_What you are asked to do:_
From the data that follows, copy every line holding the string "label".

============================================================

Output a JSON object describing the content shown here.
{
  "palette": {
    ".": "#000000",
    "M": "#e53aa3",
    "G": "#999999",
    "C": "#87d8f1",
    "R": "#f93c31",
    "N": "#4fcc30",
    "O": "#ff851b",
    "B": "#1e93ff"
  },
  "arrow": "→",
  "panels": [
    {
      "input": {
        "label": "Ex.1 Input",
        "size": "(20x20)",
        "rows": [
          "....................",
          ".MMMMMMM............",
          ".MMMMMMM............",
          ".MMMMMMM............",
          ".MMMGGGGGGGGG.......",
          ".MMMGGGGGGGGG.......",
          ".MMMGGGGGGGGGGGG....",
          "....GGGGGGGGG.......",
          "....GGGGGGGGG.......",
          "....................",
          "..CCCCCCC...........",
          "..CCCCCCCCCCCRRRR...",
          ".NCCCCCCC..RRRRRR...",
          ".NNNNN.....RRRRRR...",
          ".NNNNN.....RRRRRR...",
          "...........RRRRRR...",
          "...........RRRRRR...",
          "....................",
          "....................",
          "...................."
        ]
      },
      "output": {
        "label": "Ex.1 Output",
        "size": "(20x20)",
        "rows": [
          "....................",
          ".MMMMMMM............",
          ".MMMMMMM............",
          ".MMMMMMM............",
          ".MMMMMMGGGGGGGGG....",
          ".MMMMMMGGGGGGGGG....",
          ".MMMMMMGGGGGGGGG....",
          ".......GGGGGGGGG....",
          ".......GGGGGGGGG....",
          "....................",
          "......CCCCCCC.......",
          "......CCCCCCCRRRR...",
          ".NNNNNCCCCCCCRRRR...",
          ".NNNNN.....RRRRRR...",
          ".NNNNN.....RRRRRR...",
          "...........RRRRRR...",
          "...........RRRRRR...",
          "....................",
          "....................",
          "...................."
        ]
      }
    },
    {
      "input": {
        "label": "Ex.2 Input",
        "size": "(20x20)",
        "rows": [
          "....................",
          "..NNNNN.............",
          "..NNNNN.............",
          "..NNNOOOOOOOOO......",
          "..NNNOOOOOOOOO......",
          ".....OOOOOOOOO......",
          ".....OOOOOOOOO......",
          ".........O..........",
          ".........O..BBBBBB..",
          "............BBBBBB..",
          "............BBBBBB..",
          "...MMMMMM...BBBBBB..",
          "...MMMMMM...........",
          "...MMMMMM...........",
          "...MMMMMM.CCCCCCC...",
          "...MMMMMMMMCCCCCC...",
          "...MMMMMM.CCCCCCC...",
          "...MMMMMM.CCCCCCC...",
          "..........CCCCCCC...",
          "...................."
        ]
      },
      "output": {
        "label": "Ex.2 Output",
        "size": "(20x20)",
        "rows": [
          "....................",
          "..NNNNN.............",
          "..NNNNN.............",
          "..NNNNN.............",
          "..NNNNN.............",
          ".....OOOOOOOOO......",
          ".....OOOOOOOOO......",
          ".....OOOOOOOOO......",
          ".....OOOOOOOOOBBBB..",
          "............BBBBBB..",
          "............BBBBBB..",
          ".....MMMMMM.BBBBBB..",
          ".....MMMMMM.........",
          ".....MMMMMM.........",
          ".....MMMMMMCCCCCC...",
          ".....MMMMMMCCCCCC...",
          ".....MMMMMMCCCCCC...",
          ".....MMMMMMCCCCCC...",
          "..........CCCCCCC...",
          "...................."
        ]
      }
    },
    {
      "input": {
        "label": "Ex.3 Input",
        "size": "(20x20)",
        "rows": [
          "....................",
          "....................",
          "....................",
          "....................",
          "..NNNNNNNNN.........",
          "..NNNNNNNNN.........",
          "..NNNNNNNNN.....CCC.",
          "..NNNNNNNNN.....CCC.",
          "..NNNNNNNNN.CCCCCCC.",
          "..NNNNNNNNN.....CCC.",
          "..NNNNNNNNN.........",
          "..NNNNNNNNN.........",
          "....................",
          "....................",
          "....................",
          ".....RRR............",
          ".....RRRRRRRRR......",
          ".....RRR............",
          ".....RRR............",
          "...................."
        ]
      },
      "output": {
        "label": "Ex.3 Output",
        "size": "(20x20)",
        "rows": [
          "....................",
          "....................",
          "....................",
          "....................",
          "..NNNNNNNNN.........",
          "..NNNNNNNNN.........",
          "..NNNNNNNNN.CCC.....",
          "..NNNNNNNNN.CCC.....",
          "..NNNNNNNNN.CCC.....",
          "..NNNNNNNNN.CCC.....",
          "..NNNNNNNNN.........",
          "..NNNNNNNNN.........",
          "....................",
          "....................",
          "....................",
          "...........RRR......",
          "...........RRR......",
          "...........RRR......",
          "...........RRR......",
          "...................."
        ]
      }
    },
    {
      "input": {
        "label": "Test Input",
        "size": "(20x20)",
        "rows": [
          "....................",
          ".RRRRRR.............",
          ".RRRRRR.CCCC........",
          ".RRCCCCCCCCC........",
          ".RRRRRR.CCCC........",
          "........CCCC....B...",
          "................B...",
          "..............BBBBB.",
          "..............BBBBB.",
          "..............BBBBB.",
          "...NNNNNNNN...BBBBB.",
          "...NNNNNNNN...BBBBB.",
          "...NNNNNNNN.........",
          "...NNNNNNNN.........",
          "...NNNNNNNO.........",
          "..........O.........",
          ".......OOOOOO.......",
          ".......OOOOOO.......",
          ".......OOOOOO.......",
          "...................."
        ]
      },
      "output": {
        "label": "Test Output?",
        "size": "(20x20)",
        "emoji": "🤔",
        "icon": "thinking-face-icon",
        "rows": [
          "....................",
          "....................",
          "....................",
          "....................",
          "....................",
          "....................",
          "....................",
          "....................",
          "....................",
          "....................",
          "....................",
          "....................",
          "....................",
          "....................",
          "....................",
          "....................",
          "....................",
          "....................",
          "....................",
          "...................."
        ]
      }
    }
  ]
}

============================================================

_Full output:_
        "label": "Ex.1 Input",
        "label": "Ex.1 Output",
        "label": "Ex.2 Input",
        "label": "Ex.2 Output",
        "label": "Ex.3 Input",
        "label": "Ex.3 Output",
        "label": "Test Input",
        "label": "Test Output?",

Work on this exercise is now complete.